> _GIVEN REQUEST_
Each entry below is to be transcribed exactly.

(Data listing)
===============

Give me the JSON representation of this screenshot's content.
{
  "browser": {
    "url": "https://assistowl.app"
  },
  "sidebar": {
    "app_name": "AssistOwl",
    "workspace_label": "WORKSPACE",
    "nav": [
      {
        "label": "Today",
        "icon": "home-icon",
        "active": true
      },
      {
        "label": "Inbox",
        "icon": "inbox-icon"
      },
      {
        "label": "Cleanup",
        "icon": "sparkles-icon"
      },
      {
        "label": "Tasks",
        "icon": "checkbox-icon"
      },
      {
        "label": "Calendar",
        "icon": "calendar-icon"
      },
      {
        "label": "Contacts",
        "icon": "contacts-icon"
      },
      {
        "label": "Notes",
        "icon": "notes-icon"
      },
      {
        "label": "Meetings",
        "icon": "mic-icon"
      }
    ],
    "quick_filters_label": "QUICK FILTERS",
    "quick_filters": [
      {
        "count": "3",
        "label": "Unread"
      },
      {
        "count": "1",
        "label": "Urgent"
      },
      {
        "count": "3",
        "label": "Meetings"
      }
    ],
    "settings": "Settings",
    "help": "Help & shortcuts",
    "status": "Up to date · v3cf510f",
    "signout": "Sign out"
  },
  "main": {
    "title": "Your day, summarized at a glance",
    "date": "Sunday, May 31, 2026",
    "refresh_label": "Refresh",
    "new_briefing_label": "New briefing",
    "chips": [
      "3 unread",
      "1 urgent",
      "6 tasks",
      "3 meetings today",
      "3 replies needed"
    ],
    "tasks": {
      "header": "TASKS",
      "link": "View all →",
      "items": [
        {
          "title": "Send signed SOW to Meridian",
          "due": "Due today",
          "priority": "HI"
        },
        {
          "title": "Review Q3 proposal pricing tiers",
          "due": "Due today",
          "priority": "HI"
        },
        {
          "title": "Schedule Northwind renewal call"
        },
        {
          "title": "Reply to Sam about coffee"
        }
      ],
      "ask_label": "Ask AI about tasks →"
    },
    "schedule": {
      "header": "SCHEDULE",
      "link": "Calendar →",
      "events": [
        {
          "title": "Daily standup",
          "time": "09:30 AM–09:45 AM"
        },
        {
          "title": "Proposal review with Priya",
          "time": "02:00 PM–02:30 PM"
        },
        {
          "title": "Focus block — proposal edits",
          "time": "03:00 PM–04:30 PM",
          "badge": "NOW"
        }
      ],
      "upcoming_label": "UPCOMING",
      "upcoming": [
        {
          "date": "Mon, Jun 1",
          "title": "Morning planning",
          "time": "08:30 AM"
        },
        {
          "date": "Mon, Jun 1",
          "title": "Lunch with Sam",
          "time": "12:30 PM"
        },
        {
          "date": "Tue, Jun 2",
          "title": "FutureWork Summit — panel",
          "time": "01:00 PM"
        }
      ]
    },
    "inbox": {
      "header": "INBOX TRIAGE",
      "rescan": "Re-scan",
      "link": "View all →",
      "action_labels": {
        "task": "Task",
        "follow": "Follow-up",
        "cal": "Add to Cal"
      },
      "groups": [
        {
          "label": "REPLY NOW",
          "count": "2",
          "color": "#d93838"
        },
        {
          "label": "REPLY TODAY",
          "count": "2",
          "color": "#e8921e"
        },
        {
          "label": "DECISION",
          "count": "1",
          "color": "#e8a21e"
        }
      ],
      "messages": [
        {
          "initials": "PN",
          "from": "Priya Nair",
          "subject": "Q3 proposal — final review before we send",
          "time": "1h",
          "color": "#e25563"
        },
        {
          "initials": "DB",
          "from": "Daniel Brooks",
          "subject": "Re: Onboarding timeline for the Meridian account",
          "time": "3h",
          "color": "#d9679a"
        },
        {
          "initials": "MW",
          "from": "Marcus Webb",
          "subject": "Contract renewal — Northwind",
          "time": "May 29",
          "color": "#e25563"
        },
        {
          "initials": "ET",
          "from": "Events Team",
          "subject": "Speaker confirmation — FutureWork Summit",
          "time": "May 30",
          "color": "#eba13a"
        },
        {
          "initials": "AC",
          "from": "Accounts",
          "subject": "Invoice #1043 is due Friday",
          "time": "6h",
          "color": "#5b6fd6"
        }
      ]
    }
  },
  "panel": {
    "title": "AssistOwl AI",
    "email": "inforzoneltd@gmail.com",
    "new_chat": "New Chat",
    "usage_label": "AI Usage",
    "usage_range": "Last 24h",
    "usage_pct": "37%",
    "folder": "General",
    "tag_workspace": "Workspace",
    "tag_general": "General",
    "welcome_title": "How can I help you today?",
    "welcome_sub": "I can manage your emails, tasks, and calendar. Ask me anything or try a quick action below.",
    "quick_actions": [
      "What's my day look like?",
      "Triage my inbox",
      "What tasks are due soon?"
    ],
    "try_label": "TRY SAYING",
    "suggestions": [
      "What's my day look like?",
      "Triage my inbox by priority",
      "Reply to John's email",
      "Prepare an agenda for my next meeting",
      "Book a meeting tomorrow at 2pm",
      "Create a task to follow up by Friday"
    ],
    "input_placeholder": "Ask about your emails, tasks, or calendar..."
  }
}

===============

> _EXERCISE ANSWER_
Give me the JSON representation of this screenshot's content.
{
  "browser": {
    "url": "https://assistowl.app"
  },
  "sidebar": {
    "app_name": "AssistOwl",
    "workspace_label": "WORKSPACE",
    "nav": [
      {
        "label": "Today",
        "icon": "home-icon",
        "active": true
      },
      {
        "label": "Inbox",
        "icon": "inbox-icon"
      },
      {
        "label": "Cleanup",
        "icon": "sparkles-icon"
      },
      {
        "label": "Tasks",
        "icon": "checkbox-icon"
      },
      {
        "label": "Calendar",
        "icon": "calendar-icon"
      },
      {
        "label": "Contacts",
        "icon": "contacts-icon"
      },
      {
        "label": "Notes",
        "icon": "notes-icon"
      },
      {
        "label": "Meetings",
        "icon": "mic-icon"
      }
    ],
    "quick_filters_label": "QUICK FILTERS",
    "quick_filters": [
      {
        "count": "3",
        "label": "Unread"
      },
      {
        "count": "1",
        "label": "Urgent"
      },
      {
        "count": "3",
        "label": "Meetings"
      }
    ],
    "settings": "Settings",
    "help": "Help & shortcuts",
    "status": "Up to date · v3cf510f",
    "signout": "Sign out"
  },
  "main": {
    "title": "Your day, summarized at a glance",
    "date": "Sunday, May 31, 2026",
    "refresh_label": "Refresh",
    "new_briefing_label": "New briefing",
    "chips": [
      "3 unread",
      "1 urgent",
      "6 tasks",
      "3 meetings today",
      "3 replies needed"
    ],
    "tasks": {
      "header": "TASKS",
      "link": "View all →",
      "items": [
        {
          "title": "Send signed SOW to Meridian",
          "due": "Due today",
          "priority": "HI"
        },
        {
          "title": "Review Q3 proposal pricing tiers",
          "due": "Due today",
          "priority": "HI"
        },
        {
          "title": "Schedule Northwind renewal call"
        },
        {
          "title": "Reply to Sam about coffee"
        }
      ],
      "ask_label": "Ask AI about tasks →"
    },
    "schedule": {
      "header": "SCHEDULE",
      "link": "Calendar →",
      "events": [
        {
          "title": "Daily standup",
          "time": "09:30 AM–09:45 AM"
        },
        {
          "title": "Proposal review with Priya",
          "time": "02:00 PM–02:30 PM"
        },
        {
          "title": "Focus block — proposal edits",
          "time": "03:00 PM–04:30 PM",
          "badge": "NOW"
        }
      ],
      "upcoming_label": "UPCOMING",
      "upcoming": [
        {
          "date": "Mon, Jun 1",
          "title": "Morning planning",
          "time": "08:30 AM"
        },
        {
          "date": "Mon, Jun 1",
          "title": "Lunch with Sam",
          "time": "12:30 PM"
        },
        {
          "date": "Tue, Jun 2",
          "title": "FutureWork Summit — panel",
          "time": "01:00 PM"
        }
      ]
    },
    "inbox": {
      "header": "INBOX TRIAGE",
      "rescan": "Re-scan",
      "link": "View all →",
      "action_labels": {
        "task": "Task",
        "follow": "Follow-up",
        "cal": "Add to Cal"
      },
      "groups": [
        {
          "label": "REPLY NOW",
          "count": "2",
          "color": "#d93838"
        },
        {
          "label": "REPLY TODAY",
          "count": "2",
          "color": "#e8921e"
        },
        {
          "label": "DECISION",
          "count": "1",
          "color": "#e8a21e"
        }
      ],
      "messages": [
        {
          "initials": "PN",
          "from": "Priya Nair",
          "subject": "Q3 proposal — final review before we send",
          "time": "1h",
          "color": "#e25563"
        },
        {
          "initials": "DB",
          "from": "Daniel Brooks",
          "subject": "Re: Onboarding timeline for the Meridian account",
          "time": "3h",
          "color": "#d9679a"
        },
        {
          "initials": "MW",
          "from": "Marcus Webb",
          "subject": "Contract renewal — Northwind",
          "time": "May 29",
          "color": "#e25563"
        },
        {
          "initials": "ET",
          "from": "Events Team",
          "subject": "Speaker confirmation — FutureWork Summit",
          "time": "May 30",
          "color": "#eba13a"
        },
        {
          "initials": "AC",
          "from": "Accounts",
          "subject": "Invoice #1043 is due Friday",
          "time": "6h",
          "color": "#5b6fd6"
        }
      ]
    }
  },
  "panel": {
    "title": "AssistOwl AI",
    "email": "inforzoneltd@gmail.com",
    "new_chat": "New Chat",
    "usage_label": "AI Usage",
    "usage_range": "Last 24h",
    "usage_pct": "37%",
    "folder": "General",
    "tag_workspace": "Workspace",
    "tag_general": "General",
    "welcome_title": "How can I help you today?",
    "welcome_sub": "I can manage your emails, tasks, and calendar. Ask me anything or try a quick action below.",
    "quick_actions": [
      "What's my day look like?",
      "Triage my inbox",
      "What tasks are due soon?"
    ],
    "try_label": "TRY SAYING",
    "suggestions": [
      "What's my day look like?",
      "Triage my inbox by priority",
      "Reply to John's email",
      "Prepare an agenda for my next meeting",
      "Book a meeting tomorrow at 2pm",
      "Create a task to follow up by Friday"
    ],
    "input_placeholder": "Ask about your emails, tasks, or calendar..."
  }
}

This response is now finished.